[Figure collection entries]
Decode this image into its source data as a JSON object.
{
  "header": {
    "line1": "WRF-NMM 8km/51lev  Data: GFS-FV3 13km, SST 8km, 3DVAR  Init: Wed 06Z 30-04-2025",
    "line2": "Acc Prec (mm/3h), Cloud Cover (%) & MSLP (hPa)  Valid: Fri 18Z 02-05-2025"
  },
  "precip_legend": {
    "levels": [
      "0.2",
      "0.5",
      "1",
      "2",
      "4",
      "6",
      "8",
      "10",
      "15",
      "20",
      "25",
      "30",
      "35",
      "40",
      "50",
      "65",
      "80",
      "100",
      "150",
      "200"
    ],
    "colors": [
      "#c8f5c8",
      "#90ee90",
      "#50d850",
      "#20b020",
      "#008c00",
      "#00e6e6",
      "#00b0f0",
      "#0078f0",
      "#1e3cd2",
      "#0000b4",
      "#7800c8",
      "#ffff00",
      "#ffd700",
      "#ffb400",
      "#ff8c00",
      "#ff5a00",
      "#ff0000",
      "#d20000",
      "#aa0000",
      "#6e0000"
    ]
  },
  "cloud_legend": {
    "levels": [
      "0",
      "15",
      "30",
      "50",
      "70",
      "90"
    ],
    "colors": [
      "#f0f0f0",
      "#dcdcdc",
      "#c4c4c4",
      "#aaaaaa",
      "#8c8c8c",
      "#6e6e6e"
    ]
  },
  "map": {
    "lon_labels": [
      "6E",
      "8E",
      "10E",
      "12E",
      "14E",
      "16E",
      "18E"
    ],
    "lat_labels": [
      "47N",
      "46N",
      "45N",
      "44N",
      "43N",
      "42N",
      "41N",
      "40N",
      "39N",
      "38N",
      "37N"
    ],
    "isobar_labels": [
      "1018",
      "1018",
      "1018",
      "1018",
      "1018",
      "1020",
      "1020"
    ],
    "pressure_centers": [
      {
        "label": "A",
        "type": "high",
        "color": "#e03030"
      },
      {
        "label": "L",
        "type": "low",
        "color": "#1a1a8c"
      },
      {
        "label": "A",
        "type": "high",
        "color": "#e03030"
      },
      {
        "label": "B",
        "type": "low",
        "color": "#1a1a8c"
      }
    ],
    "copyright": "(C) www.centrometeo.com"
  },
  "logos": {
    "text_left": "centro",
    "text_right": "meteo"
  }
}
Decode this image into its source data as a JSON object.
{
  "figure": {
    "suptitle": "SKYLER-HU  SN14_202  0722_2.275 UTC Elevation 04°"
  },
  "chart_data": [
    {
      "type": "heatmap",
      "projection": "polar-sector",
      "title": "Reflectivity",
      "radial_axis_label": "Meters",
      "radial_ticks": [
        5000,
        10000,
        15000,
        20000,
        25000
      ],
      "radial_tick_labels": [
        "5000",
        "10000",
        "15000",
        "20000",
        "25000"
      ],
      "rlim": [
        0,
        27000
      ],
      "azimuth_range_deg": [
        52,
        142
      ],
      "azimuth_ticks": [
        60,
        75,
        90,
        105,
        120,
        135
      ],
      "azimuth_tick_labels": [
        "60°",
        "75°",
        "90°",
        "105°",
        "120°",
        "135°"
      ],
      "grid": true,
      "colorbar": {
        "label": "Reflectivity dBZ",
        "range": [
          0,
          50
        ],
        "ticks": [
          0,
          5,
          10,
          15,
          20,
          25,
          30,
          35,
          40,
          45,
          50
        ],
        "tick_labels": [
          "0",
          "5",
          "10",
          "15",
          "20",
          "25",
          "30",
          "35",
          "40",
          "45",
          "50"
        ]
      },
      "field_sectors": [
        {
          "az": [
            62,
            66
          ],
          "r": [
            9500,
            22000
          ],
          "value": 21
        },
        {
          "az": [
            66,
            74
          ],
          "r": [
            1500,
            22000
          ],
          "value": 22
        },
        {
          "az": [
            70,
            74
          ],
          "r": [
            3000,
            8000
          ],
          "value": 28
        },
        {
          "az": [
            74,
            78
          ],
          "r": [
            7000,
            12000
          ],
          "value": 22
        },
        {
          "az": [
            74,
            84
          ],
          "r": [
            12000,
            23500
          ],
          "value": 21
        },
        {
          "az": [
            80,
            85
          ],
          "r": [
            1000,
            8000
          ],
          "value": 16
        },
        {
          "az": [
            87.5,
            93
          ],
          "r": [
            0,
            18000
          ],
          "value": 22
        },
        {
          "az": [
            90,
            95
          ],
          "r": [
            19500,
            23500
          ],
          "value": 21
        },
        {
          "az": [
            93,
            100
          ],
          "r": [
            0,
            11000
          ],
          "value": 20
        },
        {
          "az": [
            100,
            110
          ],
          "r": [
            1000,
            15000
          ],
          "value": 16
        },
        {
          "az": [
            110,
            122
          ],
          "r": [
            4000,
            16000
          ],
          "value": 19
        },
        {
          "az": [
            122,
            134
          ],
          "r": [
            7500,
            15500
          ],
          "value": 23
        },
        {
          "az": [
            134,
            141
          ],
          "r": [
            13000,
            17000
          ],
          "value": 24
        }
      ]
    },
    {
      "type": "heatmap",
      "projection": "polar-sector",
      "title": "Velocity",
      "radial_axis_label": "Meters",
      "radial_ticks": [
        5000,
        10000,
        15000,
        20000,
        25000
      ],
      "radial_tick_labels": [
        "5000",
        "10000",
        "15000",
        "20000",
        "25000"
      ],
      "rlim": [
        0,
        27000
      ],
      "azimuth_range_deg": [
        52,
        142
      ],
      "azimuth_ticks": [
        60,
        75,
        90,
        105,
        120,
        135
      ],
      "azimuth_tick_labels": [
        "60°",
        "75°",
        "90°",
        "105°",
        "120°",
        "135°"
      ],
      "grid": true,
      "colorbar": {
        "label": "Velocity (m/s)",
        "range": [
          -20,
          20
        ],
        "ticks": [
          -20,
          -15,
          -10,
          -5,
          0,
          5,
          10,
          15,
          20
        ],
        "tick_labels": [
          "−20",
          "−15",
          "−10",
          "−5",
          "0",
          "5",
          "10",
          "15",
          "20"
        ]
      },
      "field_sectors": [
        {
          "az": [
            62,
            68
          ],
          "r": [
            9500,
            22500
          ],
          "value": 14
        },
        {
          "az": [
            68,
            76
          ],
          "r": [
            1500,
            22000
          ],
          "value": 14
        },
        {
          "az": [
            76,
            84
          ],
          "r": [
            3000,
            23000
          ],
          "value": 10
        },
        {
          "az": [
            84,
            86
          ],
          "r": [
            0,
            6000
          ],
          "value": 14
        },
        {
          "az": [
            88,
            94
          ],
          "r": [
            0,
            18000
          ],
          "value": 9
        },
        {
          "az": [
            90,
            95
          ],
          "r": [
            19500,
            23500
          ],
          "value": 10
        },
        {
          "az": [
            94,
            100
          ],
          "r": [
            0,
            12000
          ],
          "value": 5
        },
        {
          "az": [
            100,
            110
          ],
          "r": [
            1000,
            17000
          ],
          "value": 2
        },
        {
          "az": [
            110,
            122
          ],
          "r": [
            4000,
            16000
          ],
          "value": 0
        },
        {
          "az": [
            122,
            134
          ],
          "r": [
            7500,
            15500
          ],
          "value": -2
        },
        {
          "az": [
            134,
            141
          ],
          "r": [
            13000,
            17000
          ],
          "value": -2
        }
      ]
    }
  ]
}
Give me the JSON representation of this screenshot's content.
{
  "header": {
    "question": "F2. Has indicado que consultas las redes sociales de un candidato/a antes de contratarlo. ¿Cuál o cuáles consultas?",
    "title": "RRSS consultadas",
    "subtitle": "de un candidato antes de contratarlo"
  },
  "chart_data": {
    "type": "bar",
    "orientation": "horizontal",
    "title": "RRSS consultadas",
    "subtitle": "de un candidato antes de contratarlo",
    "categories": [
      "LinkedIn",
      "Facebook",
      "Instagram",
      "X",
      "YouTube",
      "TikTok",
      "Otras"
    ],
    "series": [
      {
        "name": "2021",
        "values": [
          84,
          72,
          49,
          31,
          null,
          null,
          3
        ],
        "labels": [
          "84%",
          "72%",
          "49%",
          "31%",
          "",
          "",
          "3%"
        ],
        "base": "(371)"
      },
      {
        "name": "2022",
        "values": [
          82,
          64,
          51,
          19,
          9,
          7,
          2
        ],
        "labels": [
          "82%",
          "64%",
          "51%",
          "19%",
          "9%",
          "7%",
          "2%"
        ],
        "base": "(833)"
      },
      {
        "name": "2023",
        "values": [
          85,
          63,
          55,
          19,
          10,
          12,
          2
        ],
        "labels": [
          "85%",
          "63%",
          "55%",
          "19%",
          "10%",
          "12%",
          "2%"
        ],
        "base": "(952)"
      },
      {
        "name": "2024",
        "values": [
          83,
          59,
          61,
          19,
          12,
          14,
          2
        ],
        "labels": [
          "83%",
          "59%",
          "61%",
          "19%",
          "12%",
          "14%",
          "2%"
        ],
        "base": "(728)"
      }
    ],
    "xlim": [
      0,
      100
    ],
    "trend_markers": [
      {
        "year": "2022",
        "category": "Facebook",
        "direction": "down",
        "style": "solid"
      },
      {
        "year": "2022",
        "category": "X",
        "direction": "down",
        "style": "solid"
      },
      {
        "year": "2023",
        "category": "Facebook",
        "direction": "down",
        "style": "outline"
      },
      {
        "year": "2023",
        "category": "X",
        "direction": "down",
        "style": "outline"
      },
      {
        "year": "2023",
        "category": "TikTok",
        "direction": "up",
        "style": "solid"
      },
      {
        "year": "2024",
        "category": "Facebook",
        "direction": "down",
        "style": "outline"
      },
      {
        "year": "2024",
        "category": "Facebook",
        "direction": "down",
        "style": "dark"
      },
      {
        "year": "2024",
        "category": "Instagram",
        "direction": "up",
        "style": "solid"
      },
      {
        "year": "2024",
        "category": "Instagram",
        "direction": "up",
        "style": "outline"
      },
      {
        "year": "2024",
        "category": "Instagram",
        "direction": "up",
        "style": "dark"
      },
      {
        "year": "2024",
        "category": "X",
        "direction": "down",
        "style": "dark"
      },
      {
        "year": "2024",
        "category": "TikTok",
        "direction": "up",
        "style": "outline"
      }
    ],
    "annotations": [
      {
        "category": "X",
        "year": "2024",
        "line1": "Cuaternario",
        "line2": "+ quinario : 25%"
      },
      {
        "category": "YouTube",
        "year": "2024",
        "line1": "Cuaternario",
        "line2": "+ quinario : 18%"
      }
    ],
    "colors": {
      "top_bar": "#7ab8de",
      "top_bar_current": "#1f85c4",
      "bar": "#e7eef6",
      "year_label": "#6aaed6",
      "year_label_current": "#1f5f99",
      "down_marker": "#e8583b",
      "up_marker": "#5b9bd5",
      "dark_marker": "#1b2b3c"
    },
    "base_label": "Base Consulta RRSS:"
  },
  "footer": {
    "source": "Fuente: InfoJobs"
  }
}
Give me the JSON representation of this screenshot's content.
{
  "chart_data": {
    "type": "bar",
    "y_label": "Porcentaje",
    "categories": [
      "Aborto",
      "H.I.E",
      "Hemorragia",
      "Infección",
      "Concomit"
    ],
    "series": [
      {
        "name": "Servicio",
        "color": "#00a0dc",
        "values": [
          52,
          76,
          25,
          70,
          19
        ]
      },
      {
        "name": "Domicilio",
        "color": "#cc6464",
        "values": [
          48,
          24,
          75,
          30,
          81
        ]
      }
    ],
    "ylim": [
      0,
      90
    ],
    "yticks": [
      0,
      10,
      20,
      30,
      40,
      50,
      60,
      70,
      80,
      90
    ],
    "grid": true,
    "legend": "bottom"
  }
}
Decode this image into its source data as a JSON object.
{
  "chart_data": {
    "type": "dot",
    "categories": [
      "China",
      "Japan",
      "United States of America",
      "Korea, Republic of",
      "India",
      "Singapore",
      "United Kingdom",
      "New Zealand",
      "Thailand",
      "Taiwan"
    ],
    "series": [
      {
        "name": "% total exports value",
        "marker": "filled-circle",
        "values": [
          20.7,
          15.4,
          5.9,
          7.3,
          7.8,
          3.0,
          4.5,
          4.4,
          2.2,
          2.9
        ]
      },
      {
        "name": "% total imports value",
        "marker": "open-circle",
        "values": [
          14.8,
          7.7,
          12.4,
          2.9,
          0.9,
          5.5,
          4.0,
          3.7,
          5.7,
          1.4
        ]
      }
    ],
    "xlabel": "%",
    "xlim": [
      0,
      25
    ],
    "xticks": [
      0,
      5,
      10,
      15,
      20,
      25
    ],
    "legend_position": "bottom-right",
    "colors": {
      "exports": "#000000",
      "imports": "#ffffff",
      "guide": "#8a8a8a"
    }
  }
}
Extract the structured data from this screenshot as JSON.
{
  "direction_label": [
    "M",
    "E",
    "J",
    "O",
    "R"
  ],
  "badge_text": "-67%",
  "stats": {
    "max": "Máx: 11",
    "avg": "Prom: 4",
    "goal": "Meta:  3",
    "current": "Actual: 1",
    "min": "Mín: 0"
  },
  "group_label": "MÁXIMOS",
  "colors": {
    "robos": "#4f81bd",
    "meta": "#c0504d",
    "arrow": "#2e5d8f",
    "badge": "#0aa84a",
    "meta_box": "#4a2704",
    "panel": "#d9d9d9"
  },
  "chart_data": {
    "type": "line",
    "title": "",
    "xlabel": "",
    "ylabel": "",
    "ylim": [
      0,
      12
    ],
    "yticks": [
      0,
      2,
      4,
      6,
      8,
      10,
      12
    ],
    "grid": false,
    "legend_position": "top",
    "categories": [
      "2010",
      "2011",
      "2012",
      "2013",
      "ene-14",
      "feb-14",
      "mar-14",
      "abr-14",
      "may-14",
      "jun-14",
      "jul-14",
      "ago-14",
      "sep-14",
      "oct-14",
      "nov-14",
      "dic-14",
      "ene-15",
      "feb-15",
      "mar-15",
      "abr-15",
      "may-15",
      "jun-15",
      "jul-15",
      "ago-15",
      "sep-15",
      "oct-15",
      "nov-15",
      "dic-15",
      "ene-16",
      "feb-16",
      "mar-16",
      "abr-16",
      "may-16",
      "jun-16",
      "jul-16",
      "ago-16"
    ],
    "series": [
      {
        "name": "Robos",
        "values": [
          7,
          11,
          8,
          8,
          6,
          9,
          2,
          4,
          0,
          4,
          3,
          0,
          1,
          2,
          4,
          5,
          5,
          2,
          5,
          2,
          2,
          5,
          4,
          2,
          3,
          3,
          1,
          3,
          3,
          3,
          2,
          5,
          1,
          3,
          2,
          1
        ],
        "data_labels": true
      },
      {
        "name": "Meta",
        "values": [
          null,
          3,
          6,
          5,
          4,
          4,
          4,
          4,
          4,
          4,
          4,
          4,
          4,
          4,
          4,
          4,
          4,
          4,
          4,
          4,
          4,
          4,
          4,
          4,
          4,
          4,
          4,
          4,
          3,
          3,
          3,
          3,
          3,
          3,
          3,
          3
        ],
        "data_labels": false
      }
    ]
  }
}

- THE REQUEST:
Count the lines in the records above that contain the word "contratarlo", and reply with only that number.

- CORRECT RESPONSE:
3